--- Start RECORD EXTRACTS ---

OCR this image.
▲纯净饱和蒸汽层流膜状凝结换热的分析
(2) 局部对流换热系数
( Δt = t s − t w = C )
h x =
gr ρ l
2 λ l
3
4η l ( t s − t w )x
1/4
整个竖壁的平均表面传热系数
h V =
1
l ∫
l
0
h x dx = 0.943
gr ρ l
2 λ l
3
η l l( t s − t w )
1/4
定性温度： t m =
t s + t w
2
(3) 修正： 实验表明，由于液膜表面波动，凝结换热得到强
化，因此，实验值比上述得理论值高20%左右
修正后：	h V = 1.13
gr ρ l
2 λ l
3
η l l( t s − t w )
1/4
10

--- End RECORD EXTRACTS ---

WHAT IS ASKED: All of the entries should be written out again exactly.

RESULT OF THE EXERCISE:
OCR this image.
▲纯净饱和蒸汽层流膜状凝结换热的分析
(2) 局部对流换热系数
( Δt = t s − t w = C )
h x =
gr ρ l
2 λ l
3
4η l ( t s − t w )x
1/4
整个竖壁的平均表面传热系数
h V =
1
l ∫
l
0
h x dx = 0.943
gr ρ l
2 λ l
3
η l l( t s − t w )
1/4
定性温度： t m =
t s + t w
2
(3) 修正： 实验表明，由于液膜表面波动，凝结换热得到强
化，因此，实验值比上述得理论值高20%左右
修正后：	h V = 1.13
gr ρ l
2 λ l
3
η l l( t s − t w )
1/4
10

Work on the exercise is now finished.